PROVIDED ENTRIES:
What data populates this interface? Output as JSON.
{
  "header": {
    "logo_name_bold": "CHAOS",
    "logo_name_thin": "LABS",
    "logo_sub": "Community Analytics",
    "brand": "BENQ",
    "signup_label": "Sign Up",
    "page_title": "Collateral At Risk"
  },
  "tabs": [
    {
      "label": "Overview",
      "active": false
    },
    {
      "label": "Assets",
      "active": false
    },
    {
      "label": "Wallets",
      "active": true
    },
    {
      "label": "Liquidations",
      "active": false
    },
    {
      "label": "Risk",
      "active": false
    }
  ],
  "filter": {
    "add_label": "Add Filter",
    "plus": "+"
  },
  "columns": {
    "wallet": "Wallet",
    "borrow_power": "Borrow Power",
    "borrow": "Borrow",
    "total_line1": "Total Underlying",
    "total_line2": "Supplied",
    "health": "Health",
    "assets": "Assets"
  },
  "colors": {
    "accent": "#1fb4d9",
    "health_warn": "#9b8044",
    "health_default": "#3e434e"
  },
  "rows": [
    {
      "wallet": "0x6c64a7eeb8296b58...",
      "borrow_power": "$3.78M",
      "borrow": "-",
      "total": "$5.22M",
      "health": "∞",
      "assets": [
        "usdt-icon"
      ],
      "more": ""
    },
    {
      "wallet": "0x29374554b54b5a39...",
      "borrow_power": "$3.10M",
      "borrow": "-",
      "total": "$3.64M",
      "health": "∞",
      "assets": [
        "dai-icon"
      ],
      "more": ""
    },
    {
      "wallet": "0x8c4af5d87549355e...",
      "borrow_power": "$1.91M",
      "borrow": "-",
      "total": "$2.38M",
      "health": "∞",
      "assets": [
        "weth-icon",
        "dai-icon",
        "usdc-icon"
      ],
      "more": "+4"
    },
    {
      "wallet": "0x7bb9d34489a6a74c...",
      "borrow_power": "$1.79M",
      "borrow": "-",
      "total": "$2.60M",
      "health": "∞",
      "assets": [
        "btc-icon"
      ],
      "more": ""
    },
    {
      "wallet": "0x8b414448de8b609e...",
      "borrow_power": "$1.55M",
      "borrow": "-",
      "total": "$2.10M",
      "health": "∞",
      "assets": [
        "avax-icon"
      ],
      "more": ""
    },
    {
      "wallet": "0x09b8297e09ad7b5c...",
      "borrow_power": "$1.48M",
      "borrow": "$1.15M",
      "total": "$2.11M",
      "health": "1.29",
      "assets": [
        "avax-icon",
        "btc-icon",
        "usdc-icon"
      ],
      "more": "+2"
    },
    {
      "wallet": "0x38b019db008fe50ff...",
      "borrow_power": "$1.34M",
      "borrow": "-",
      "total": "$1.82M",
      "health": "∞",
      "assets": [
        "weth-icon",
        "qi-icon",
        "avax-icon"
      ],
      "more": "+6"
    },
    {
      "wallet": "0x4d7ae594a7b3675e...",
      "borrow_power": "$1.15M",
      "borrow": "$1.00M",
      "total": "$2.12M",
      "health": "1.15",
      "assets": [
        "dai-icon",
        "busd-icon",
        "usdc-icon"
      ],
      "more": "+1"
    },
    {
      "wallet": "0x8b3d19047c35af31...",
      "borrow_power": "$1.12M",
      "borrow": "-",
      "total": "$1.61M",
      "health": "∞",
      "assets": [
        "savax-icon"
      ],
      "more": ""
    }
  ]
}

INSTRUCTIONS FOR THE TASK: Reproduce all of the data exactly as given.

FINISHED ANSWER:
What data populates this interface? Output as JSON.
{
  "header": {
    "logo_name_bold": "CHAOS",
    "logo_name_thin": "LABS",
    "logo_sub": "Community Analytics",
    "brand": "BENQ",
    "signup_label": "Sign Up",
    "page_title": "Collateral At Risk"
  },
  "tabs": [
    {
      "label": "Overview",
      "active": false
    },
    {
      "label": "Assets",
      "active": false
    },
    {
      "label": "Wallets",
      "active": true
    },
    {
      "label": "Liquidations",
      "active": false
    },
    {
      "label": "Risk",
      "active": false
    }
  ],
  "filter": {
    "add_label": "Add Filter",
    "plus": "+"
  },
  "columns": {
    "wallet": "Wallet",
    "borrow_power": "Borrow Power",
    "borrow": "Borrow",
    "total_line1": "Total Underlying",
    "total_line2": "Supplied",
    "health": "Health",
    "assets": "Assets"
  },
  "colors": {
    "accent": "#1fb4d9",
    "health_warn": "#9b8044",
    "health_default": "#3e434e"
  },
  "rows": [
    {
      "wallet": "0x6c64a7eeb8296b58...",
      "borrow_power": "$3.78M",
      "borrow": "-",
      "total": "$5.22M",
      "health": "∞",
      "assets": [
        "usdt-icon"
      ],
      "more": ""
    },
    {
      "wallet": "0x29374554b54b5a39...",
      "borrow_power": "$3.10M",
      "borrow": "-",
      "total": "$3.64M",
      "health": "∞",
      "assets": [
        "dai-icon"
      ],
      "more": ""
    },
    {
      "wallet": "0x8c4af5d87549355e...",
      "borrow_power": "$1.91M",
      "borrow": "-",
      "total": "$2.38M",
      "health": "∞",
      "assets": [
        "weth-icon",
        "dai-icon",
        "usdc-icon"
      ],
      "more": "+4"
    },
    {
      "wallet": "0x7bb9d34489a6a74c...",
      "borrow_power": "$1.79M",
      "borrow": "-",
      "total": "$2.60M",
      "health": "∞",
      "assets": [
        "btc-icon"
      ],
      "more": ""
    },
    {
      "wallet": "0x8b414448de8b609e...",
      "borrow_power": "$1.55M",
      "borrow": "-",
      "total": "$2.10M",
      "health": "∞",
      "assets": [
        "avax-icon"
      ],
      "more": ""
    },
    {
      "wallet": "0x09b8297e09ad7b5c...",
      "borrow_power": "$1.48M",
      "borrow": "$1.15M",
      "total": "$2.11M",
      "health": "1.29",
      "assets": [
        "avax-icon",
        "btc-icon",
        "usdc-icon"
      ],
      "more": "+2"
    },
    {
      "wallet": "0x38b019db008fe50ff...",
      "borrow_power": "$1.34M",
      "borrow": "-",
      "total": "$1.82M",
      "health": "∞",
      "assets": [
        "weth-icon",
        "qi-icon",
        "avax-icon"
      ],
      "more": "+6"
    },
    {
      "wallet": "0x4d7ae594a7b3675e...",
      "borrow_power": "$1.15M",
      "borrow": "$1.00M",
      "total": "$2.12M",
      "health": "1.15",
      "assets": [
        "dai-icon",
        "busd-icon",
        "usdc-icon"
      ],
      "more": "+1"
    },
    {
      "wallet": "0x8b3d19047c35af31...",
      "borrow_power": "$1.12M",
      "borrow": "-",
      "total": "$1.61M",
      "health": "∞",
      "assets": [
        "savax-icon"
      ],
      "more": ""
    }
  ]
}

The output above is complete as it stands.